## Exercise goal
Where a line contains the word "三个关键词各", copy that line in full.

********************

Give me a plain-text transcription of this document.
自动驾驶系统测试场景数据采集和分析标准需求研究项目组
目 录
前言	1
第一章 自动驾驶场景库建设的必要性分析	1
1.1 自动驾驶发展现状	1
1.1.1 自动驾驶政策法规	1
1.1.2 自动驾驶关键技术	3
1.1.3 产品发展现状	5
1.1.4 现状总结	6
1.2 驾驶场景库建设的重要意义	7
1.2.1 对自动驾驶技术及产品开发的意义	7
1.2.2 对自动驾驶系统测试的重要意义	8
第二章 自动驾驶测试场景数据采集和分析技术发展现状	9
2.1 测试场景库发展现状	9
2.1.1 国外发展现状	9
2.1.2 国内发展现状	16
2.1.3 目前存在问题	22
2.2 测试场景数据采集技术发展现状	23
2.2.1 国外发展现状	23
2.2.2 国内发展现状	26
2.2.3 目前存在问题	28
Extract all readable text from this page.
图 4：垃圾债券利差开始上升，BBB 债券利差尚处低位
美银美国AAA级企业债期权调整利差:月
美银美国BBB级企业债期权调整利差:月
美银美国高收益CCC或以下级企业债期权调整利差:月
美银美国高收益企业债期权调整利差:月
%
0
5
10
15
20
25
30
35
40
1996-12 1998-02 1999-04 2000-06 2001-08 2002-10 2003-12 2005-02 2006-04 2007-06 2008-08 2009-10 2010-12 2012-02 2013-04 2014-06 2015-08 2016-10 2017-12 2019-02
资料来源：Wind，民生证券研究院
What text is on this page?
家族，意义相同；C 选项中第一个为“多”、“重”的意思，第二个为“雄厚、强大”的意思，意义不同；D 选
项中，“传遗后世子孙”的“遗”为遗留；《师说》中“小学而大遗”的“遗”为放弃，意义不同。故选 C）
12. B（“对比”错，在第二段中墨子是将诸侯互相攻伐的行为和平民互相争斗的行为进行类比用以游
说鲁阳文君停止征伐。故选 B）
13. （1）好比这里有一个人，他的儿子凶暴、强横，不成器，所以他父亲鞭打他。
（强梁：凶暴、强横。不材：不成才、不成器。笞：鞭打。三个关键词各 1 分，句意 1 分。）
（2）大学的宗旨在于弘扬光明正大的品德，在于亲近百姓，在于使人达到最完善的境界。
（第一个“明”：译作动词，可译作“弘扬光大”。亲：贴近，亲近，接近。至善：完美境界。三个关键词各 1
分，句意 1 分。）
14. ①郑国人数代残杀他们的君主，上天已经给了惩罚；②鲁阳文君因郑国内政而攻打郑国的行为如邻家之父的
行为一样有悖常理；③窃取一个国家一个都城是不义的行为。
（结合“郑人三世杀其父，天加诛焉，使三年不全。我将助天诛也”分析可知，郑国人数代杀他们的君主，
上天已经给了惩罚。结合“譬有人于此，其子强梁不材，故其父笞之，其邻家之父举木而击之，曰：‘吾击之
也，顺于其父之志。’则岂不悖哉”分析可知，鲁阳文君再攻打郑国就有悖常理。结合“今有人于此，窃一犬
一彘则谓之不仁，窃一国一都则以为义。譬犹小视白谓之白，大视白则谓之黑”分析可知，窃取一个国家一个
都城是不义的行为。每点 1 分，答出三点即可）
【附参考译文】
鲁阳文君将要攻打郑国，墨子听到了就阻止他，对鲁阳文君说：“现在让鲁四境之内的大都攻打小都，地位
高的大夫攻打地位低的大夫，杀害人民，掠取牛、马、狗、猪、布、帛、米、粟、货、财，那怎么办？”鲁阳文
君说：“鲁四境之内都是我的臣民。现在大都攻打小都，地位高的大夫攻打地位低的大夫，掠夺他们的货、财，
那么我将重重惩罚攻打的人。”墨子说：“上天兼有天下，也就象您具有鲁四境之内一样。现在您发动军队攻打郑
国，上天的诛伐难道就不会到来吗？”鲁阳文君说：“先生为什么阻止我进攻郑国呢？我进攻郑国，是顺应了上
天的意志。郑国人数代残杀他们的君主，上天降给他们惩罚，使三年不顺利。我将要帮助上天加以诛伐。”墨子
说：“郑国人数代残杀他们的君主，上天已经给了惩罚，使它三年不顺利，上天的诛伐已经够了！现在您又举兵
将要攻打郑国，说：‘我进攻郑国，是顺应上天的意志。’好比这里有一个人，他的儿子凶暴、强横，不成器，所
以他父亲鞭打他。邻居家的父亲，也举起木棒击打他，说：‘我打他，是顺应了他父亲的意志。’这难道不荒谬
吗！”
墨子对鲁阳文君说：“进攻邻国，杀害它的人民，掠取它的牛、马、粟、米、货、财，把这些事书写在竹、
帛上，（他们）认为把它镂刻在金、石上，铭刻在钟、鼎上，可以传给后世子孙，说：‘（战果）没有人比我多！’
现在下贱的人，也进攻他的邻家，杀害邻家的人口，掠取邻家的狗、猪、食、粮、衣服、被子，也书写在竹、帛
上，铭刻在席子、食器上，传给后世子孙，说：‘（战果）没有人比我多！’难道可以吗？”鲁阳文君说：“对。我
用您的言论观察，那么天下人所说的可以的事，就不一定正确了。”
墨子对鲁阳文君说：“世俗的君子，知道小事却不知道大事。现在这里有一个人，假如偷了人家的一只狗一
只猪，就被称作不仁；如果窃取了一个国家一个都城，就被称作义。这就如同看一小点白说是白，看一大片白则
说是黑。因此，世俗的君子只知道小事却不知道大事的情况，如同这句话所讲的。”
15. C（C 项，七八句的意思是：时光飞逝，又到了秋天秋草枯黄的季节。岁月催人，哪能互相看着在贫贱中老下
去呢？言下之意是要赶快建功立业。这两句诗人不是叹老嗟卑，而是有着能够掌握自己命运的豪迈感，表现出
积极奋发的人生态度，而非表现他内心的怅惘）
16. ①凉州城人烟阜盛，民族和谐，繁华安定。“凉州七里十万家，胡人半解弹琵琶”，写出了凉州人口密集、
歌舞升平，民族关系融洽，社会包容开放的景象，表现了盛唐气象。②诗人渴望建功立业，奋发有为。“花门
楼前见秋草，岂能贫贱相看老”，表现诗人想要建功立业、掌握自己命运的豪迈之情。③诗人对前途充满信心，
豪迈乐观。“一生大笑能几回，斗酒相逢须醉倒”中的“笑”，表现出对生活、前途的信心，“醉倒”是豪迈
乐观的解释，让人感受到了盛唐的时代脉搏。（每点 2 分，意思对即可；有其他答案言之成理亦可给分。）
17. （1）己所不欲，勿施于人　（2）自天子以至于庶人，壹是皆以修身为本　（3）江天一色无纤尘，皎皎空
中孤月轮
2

********************

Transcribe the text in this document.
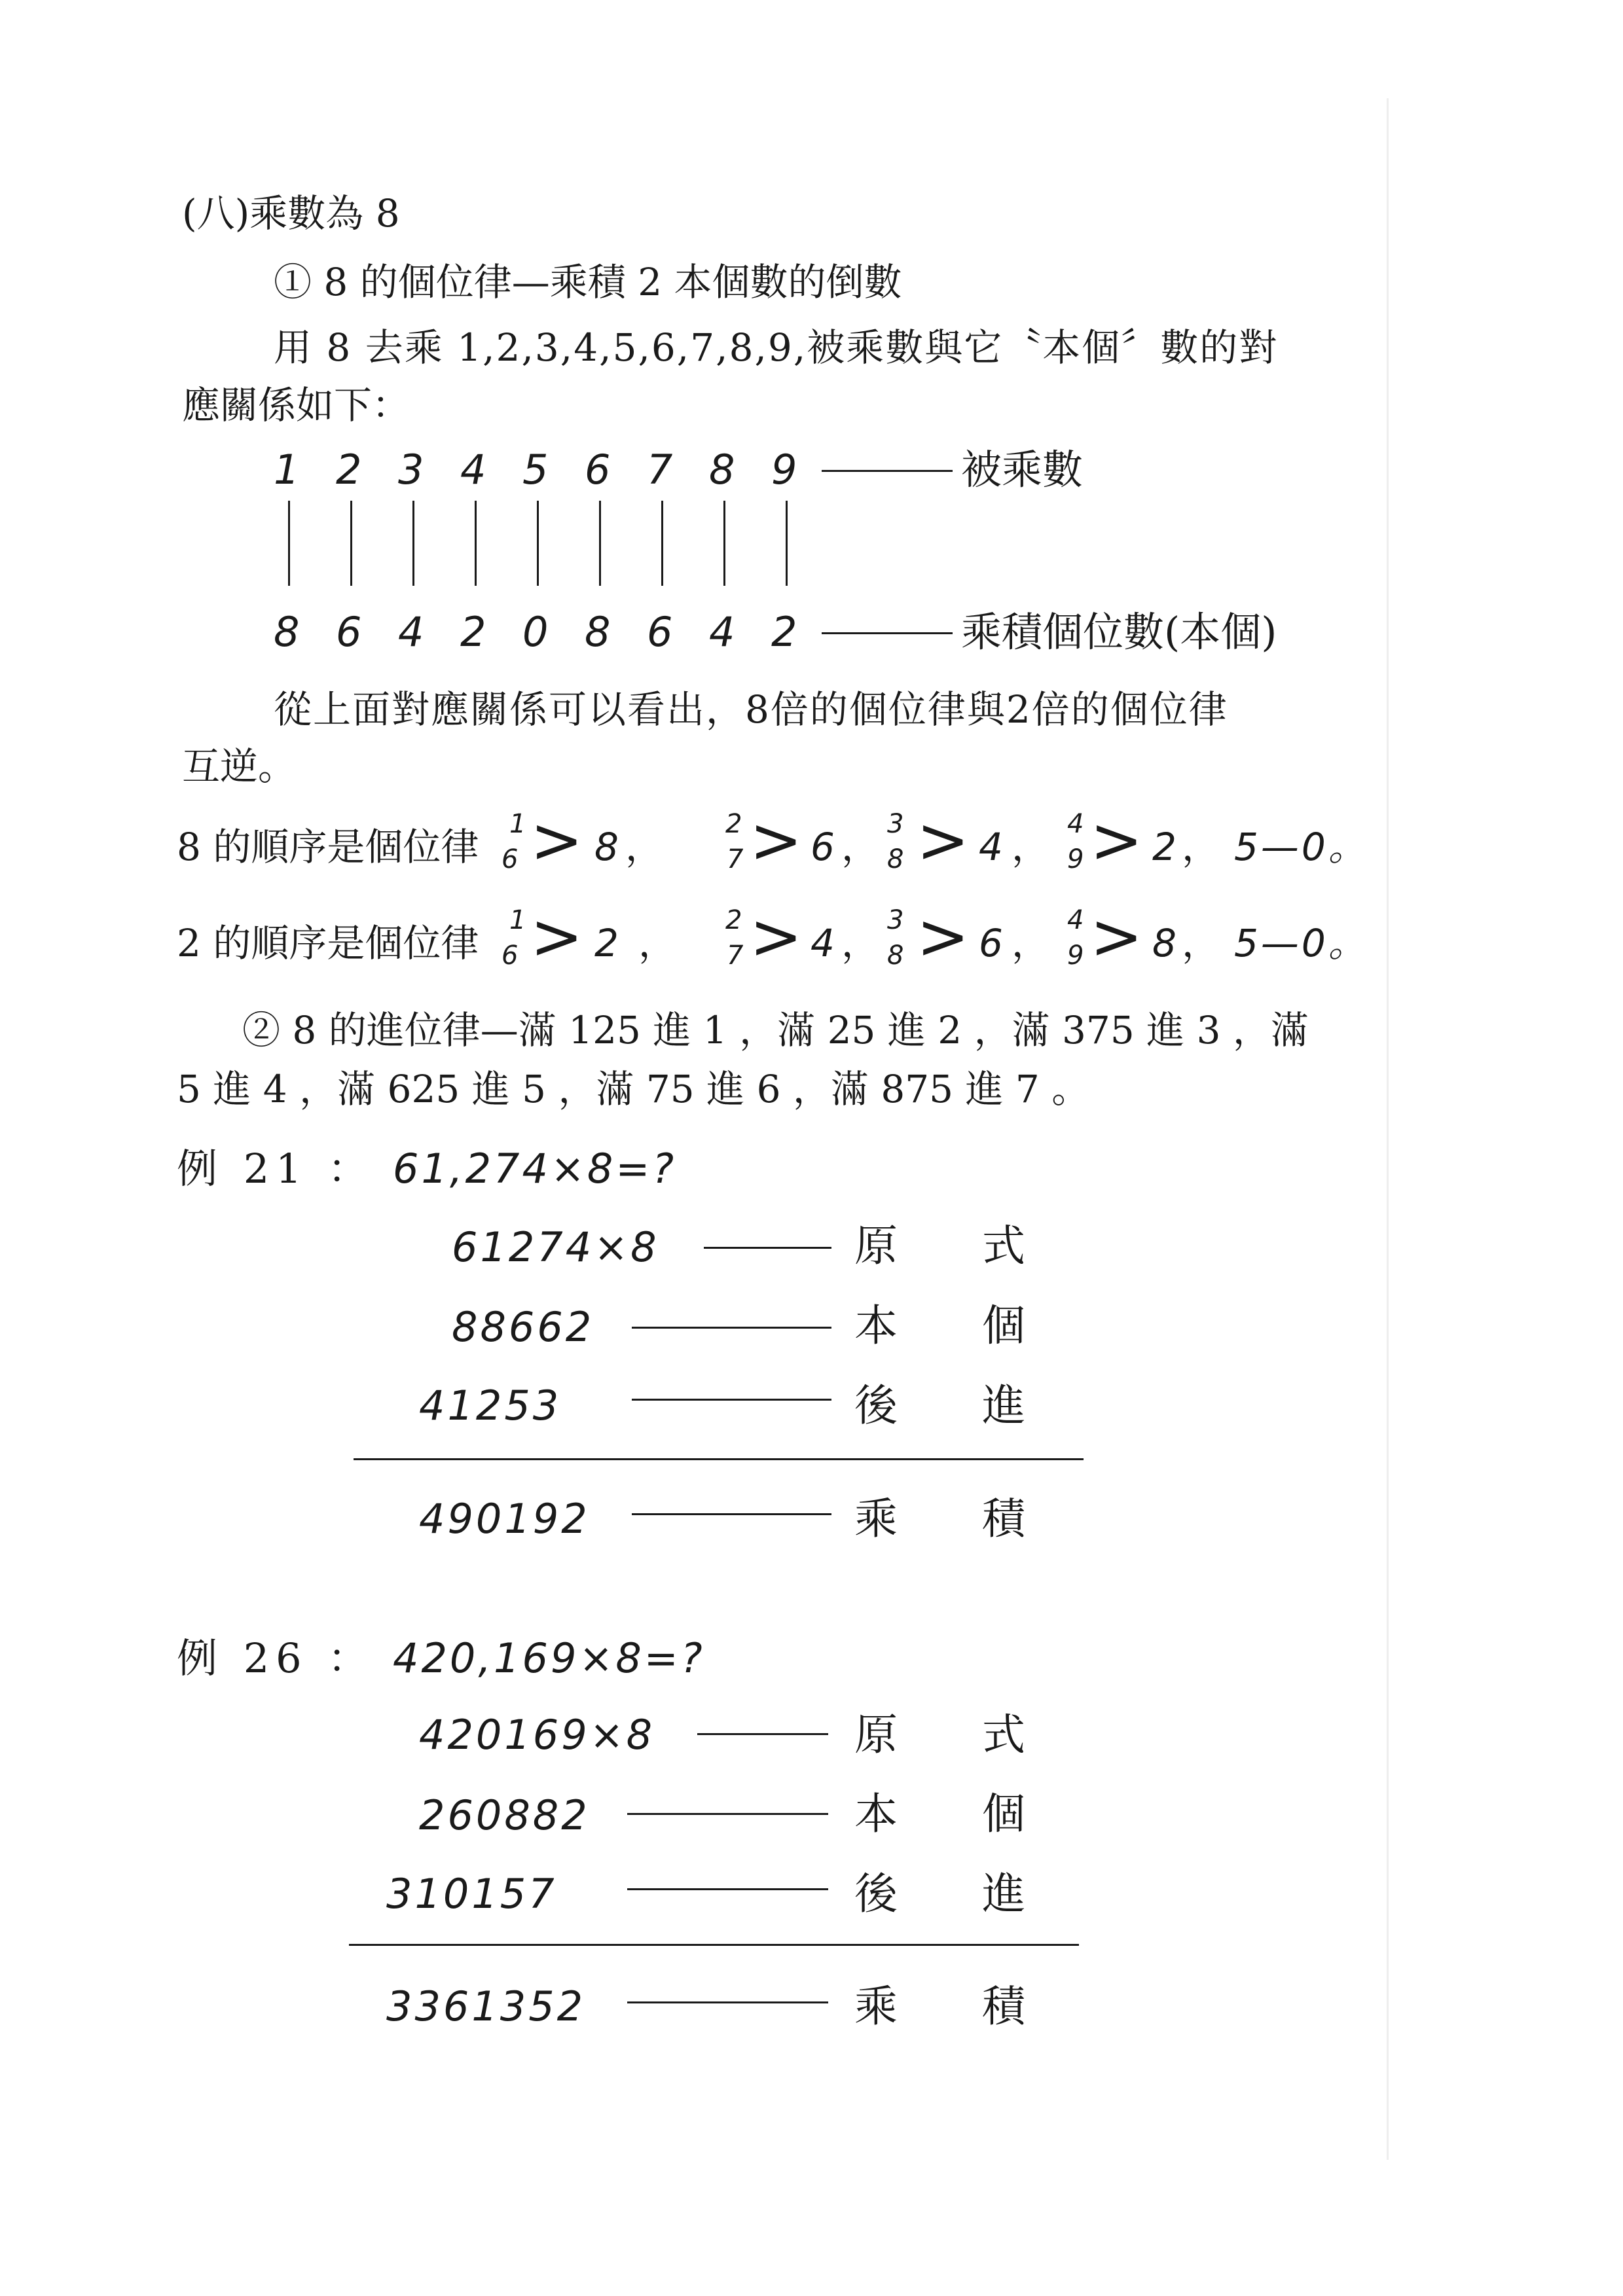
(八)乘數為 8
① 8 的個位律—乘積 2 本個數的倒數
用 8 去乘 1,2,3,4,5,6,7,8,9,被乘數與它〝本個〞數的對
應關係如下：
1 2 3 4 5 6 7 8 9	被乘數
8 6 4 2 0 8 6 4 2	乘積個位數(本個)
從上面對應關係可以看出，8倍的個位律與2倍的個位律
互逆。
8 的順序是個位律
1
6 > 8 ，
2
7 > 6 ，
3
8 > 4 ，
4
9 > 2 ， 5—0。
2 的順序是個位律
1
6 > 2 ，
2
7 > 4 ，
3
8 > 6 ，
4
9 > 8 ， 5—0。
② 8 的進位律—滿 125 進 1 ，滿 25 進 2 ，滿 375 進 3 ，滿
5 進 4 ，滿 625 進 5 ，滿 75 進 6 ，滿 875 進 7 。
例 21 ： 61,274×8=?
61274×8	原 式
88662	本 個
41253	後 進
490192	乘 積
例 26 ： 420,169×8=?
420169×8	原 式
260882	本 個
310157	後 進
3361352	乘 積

********************

## Finished exercise
（强梁：凶暴、强横。不材：不成才、不成器。笞：鞭打。三个关键词各 1 分，句意 1 分。）
（第一个“明”：译作动词，可译作“弘扬光大”。亲：贴近，亲近，接近。至善：完美境界。三个关键词各 1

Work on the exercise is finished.